### Given problem
Extract each line bearing the word "Chaos".

[Structured figure records]
——————
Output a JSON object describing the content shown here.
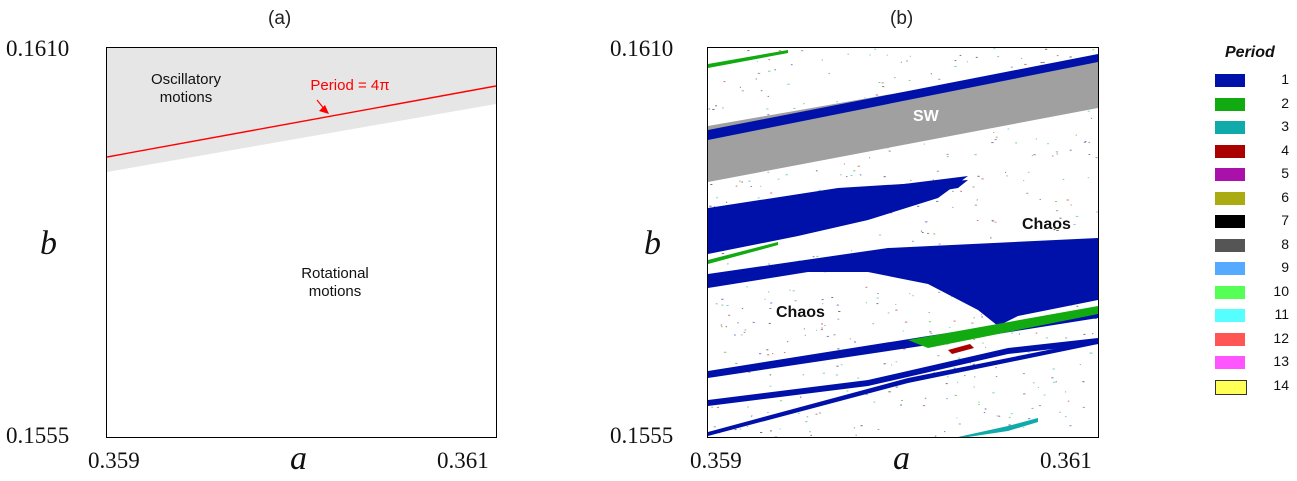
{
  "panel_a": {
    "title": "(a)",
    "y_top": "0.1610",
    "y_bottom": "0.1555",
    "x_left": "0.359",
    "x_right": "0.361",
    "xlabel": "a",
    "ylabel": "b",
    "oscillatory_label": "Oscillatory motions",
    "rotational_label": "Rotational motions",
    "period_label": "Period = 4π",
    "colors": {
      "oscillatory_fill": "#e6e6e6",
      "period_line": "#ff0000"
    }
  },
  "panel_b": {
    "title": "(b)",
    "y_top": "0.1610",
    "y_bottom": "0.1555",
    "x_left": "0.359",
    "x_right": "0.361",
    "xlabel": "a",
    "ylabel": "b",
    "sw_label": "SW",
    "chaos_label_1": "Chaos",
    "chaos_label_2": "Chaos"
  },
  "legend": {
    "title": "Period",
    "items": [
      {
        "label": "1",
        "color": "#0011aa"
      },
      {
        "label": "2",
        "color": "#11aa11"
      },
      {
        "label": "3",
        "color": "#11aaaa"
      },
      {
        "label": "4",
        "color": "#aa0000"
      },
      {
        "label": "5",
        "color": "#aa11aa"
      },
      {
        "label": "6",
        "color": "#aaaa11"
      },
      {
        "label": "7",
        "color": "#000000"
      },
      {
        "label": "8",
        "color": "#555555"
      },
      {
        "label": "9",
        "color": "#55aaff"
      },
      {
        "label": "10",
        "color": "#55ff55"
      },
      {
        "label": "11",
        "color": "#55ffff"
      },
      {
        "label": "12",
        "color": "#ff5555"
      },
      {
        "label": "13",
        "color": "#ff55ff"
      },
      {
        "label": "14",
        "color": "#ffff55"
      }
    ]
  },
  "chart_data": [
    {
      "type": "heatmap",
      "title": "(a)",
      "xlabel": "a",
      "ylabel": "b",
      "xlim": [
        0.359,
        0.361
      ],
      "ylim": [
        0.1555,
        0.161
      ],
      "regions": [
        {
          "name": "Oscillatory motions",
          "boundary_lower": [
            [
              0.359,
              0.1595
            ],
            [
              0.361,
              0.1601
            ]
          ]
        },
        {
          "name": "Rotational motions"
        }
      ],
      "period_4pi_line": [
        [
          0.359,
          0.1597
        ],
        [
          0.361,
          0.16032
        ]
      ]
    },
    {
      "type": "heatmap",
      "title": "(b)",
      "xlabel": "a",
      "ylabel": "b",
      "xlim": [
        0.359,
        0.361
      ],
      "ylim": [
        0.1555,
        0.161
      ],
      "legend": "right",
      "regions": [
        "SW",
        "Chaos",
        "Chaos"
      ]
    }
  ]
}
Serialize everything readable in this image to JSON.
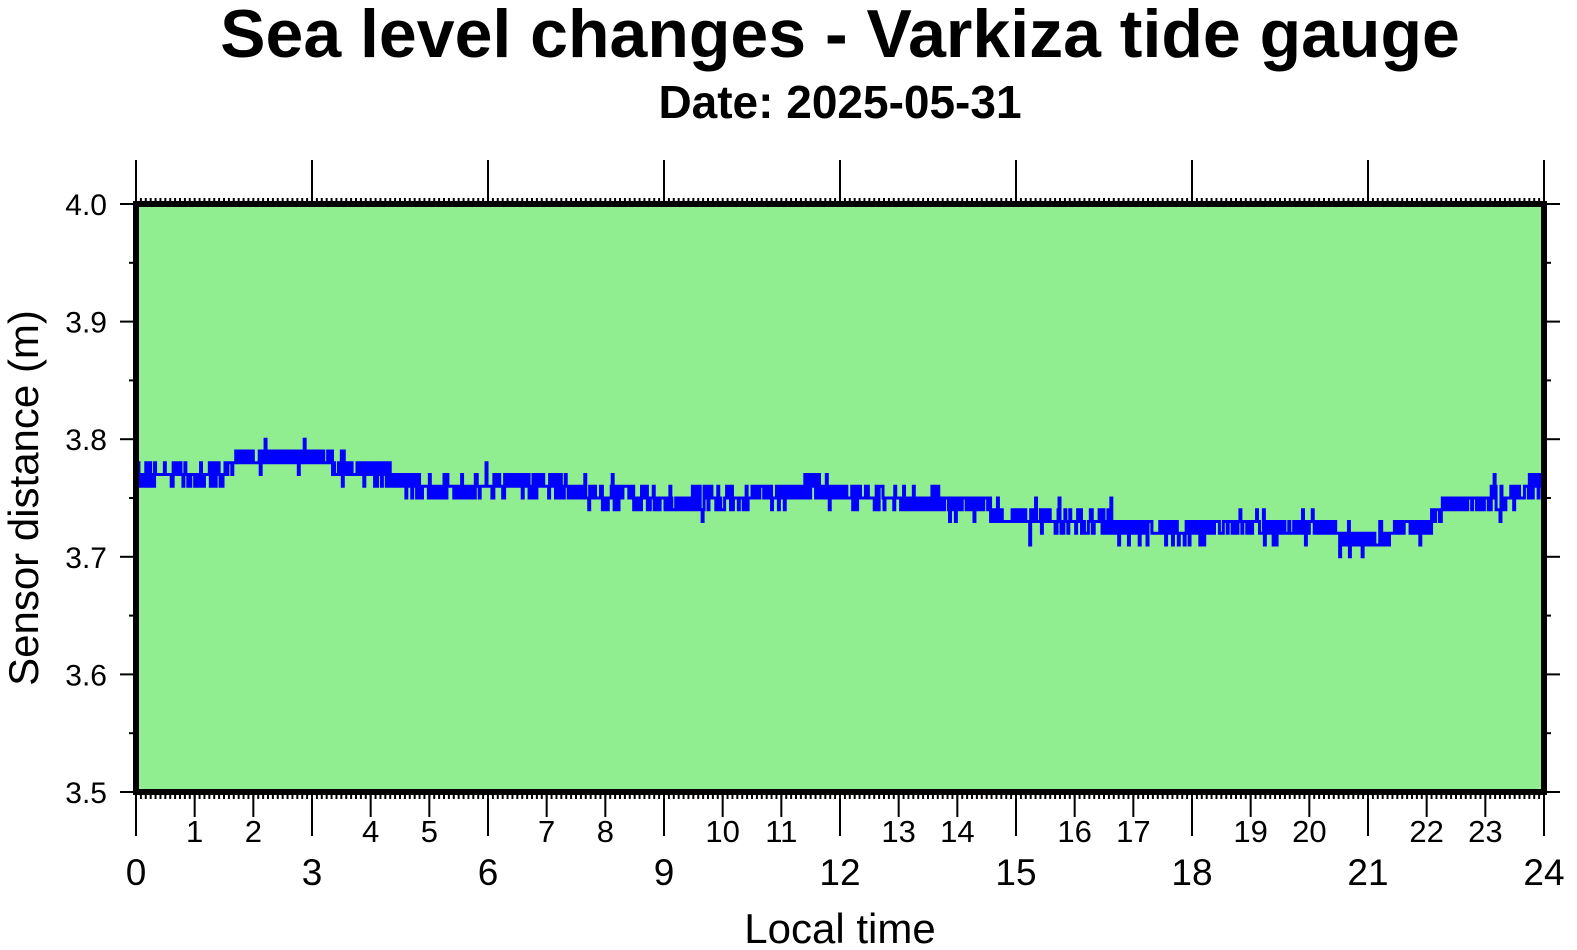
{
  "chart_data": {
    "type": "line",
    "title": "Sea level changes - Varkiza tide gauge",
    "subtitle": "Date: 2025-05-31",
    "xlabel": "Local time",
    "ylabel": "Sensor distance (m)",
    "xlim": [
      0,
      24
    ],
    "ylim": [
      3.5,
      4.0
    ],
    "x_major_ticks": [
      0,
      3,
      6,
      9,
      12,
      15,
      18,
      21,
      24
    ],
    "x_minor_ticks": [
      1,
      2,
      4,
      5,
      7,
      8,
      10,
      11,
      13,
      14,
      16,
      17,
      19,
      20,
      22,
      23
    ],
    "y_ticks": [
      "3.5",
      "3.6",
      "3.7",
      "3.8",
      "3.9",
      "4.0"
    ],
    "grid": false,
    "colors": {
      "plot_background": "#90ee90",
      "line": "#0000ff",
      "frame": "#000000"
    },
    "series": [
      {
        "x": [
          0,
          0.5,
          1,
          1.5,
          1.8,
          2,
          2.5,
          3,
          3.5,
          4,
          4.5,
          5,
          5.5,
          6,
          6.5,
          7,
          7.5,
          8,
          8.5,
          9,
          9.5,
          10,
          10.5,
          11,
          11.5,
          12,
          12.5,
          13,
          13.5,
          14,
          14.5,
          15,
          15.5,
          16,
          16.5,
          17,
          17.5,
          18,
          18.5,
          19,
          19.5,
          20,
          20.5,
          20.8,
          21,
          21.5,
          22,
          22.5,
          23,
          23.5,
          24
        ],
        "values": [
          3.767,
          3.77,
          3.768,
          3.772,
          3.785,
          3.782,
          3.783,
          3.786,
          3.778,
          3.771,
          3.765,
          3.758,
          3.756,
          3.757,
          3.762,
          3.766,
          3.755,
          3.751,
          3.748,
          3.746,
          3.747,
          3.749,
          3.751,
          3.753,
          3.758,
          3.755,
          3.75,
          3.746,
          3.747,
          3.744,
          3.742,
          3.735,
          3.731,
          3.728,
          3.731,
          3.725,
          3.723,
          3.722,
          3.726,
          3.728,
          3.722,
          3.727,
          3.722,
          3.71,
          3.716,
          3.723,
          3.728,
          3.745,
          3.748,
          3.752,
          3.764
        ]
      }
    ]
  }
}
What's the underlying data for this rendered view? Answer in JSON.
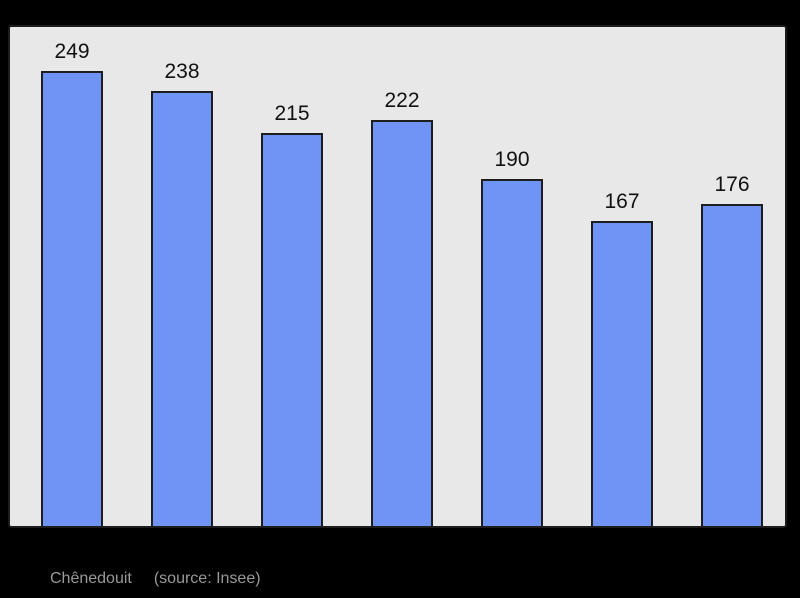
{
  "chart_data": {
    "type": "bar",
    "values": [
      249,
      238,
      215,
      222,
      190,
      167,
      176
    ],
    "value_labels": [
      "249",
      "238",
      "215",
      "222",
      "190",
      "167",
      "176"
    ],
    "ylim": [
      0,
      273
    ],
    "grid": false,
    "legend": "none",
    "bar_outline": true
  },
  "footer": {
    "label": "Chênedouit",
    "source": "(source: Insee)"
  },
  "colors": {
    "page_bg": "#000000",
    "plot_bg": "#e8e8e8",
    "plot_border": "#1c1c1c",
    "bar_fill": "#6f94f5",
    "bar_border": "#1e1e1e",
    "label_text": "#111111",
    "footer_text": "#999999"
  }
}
——————
### Output of the task
    "chaos_label_1": "Chaos",
    "chaos_label_2": "Chaos"
        "Chaos",
        "Chaos"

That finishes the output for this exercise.